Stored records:
----
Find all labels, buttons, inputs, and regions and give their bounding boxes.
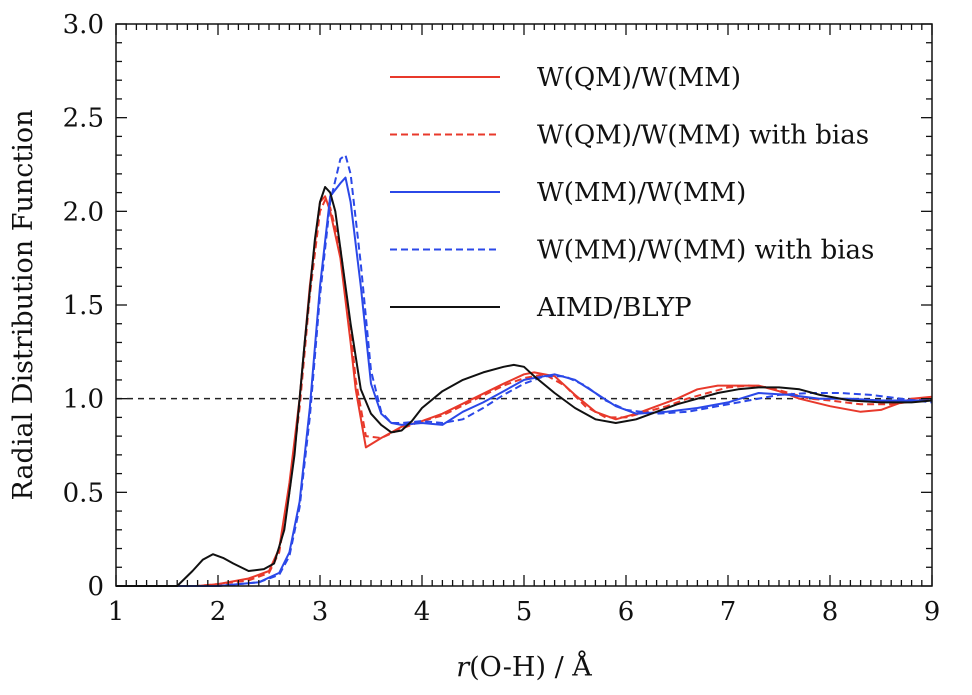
legend-label-2: W(MM)/W(MM) xyxy=(537,178,746,208)
x-tick-label: 4 xyxy=(414,597,431,627)
y-tick-label: 2.0 xyxy=(63,197,104,227)
legend-label-4: AIMD/BLYP xyxy=(536,293,692,323)
x-tick-label: 7 xyxy=(720,597,737,627)
x-tick-label: 8 xyxy=(822,597,839,627)
ticks-layer: 1 2 3 4 5 6 7 8 9 0 0.5 1.0 1.5 2.0 2.5 3.0 xyxy=(63,10,941,627)
x-tick-label: 9 xyxy=(924,597,941,627)
series-layer xyxy=(116,154,933,587)
plot-frame xyxy=(115,23,933,587)
legend-label-0: W(QM)/W(MM) xyxy=(537,63,741,93)
legend-label-3: W(MM)/W(MM) with bias xyxy=(537,236,874,266)
x-axis-label-symbol: r xyxy=(456,652,471,683)
x-tick-label: 6 xyxy=(618,597,635,627)
legend: W(QM)/W(MM) W(QM)/W(MM) with bias W(MM)/W(… xyxy=(390,63,874,323)
y-tick-label: 1.5 xyxy=(63,291,104,321)
x-tick-label: 3 xyxy=(312,597,329,627)
x-tick-label: 5 xyxy=(516,597,533,627)
series-line-3 xyxy=(116,154,933,587)
y-tick-label: 0 xyxy=(87,572,104,602)
x-tick-label: 1 xyxy=(108,597,125,627)
series-line-4 xyxy=(116,186,933,587)
x-axis-label: r(O-H) / Å xyxy=(456,650,592,683)
y-axis-label: Radial Distribution Function xyxy=(8,110,39,501)
y-tick-label: 1.0 xyxy=(63,385,104,415)
x-tick-label: 2 xyxy=(210,597,227,627)
y-tick-label: 2.5 xyxy=(63,104,104,134)
y-tick-label: 3.0 xyxy=(63,10,104,40)
y-tick-label: 0.5 xyxy=(63,478,104,508)
legend-label-1: W(QM)/W(MM) with bias xyxy=(537,121,869,151)
x-axis-label-text: (O-H) / Å xyxy=(469,650,592,683)
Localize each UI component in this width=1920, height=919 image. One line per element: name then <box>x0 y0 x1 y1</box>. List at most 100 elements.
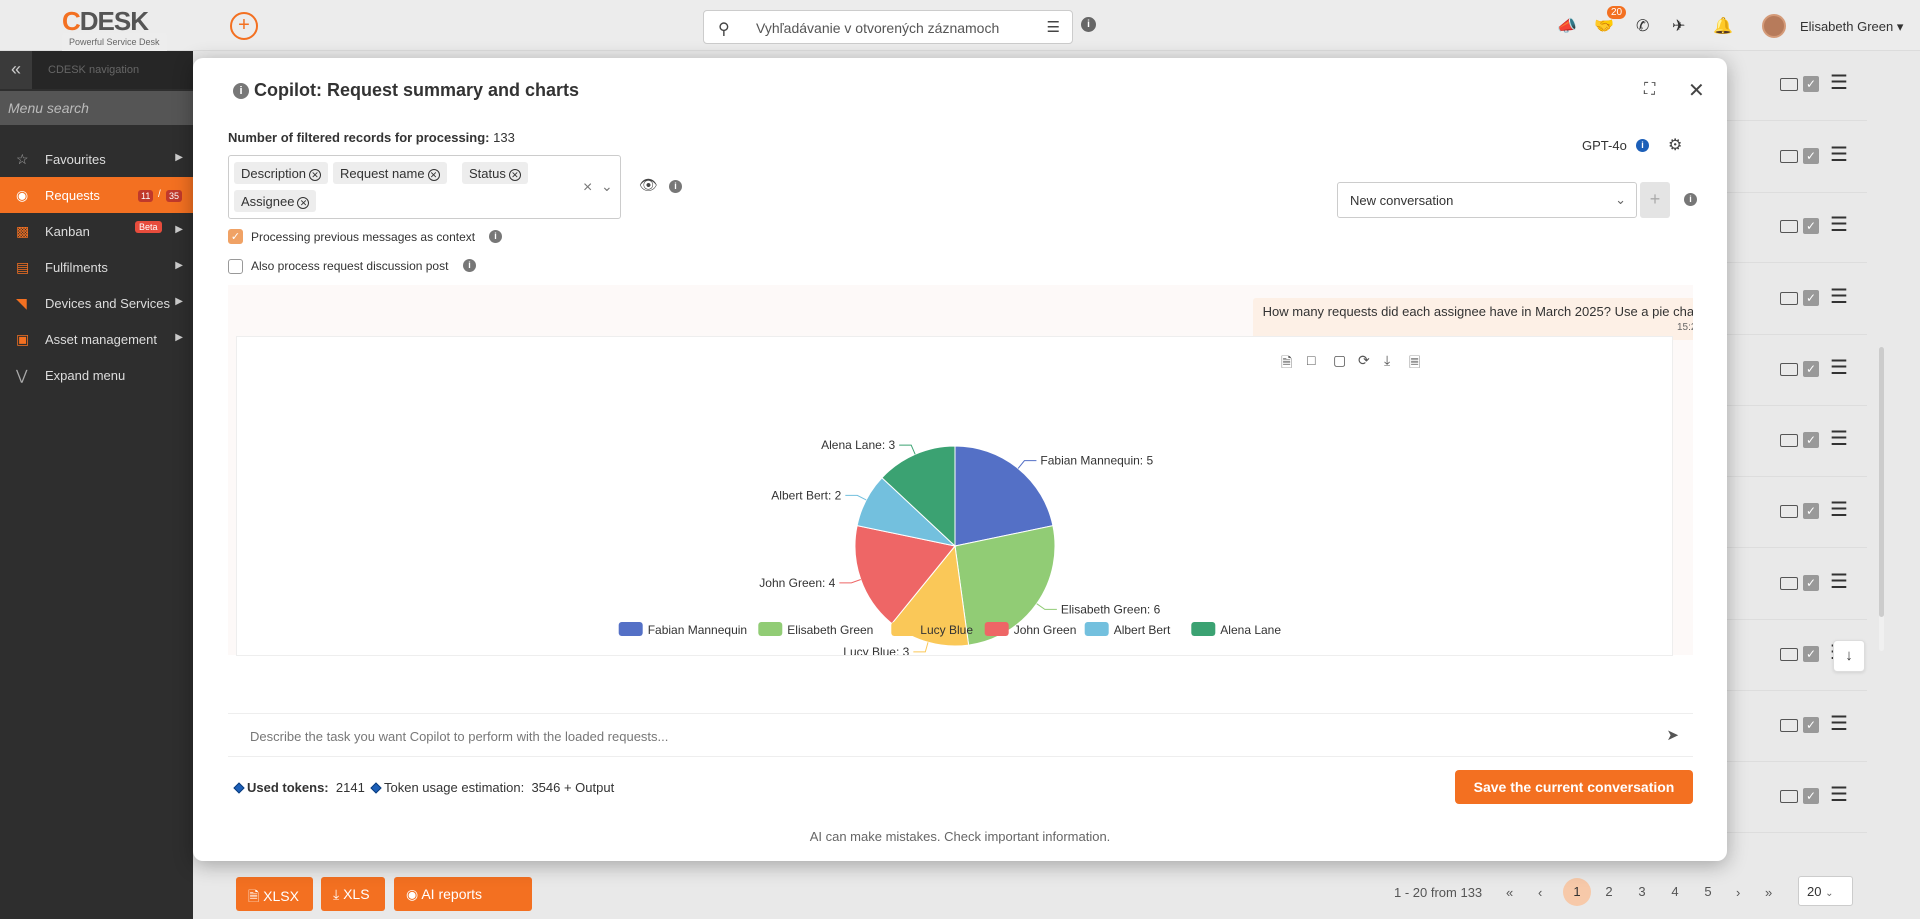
----
Reproduce all of the records above word for word, with the pictures left out.

EXERCISE RESULT:
Find all labels, buttons, inputs, and regions and give their bounding boxes.
legend-label-2: W(MM)/W(MM) xyxy=(537,178,746,208)
x-tick-label: 4 xyxy=(414,597,431,627)
y-tick-label: 2.0 xyxy=(63,197,104,227)
legend-label-4: AIMD/BLYP xyxy=(536,293,692,323)
x-tick-label: 7 xyxy=(720,597,737,627)
x-tick-label: 8 xyxy=(822,597,839,627)
ticks-layer: 1 2 3 4 5 6 7 8 9 0 0.5 1.0 1.5 2.0 2.5 3.0 xyxy=(63,10,941,627)
x-tick-label: 9 xyxy=(924,597,941,627)
series-layer xyxy=(116,154,933,587)
plot-frame xyxy=(115,23,933,587)
legend-label-0: W(QM)/W(MM) xyxy=(537,63,741,93)
legend-label-3: W(MM)/W(MM) with bias xyxy=(537,236,874,266)
x-axis-label-symbol: r xyxy=(456,652,471,683)
x-tick-label: 6 xyxy=(618,597,635,627)
legend: W(QM)/W(MM) W(QM)/W(MM) with bias W(MM)/W(… xyxy=(390,63,874,323)
y-tick-label: 1.5 xyxy=(63,291,104,321)
x-tick-label: 3 xyxy=(312,597,329,627)
x-tick-label: 5 xyxy=(516,597,533,627)
series-line-3 xyxy=(116,154,933,587)
y-tick-label: 0 xyxy=(87,572,104,602)
x-tick-label: 1 xyxy=(108,597,125,627)
series-line-4 xyxy=(116,186,933,587)
x-axis-label: r(O-H) / Å xyxy=(456,650,592,683)
y-axis-label: Radial Distribution Function xyxy=(8,110,39,501)
y-tick-label: 1.0 xyxy=(63,385,104,415)
x-tick-label: 2 xyxy=(210,597,227,627)
y-tick-label: 2.5 xyxy=(63,104,104,134)
y-tick-label: 3.0 xyxy=(63,10,104,40)
y-tick-label: 0.5 xyxy=(63,478,104,508)
legend-label-1: W(QM)/W(MM) with bias xyxy=(537,121,869,151)
x-axis-label-text: (O-H) / Å xyxy=(469,650,592,683)
Localize each UI component in this width=1920, height=919 image. One line per element: name then <box>x0 y0 x1 y1</box>. List at most 100 elements.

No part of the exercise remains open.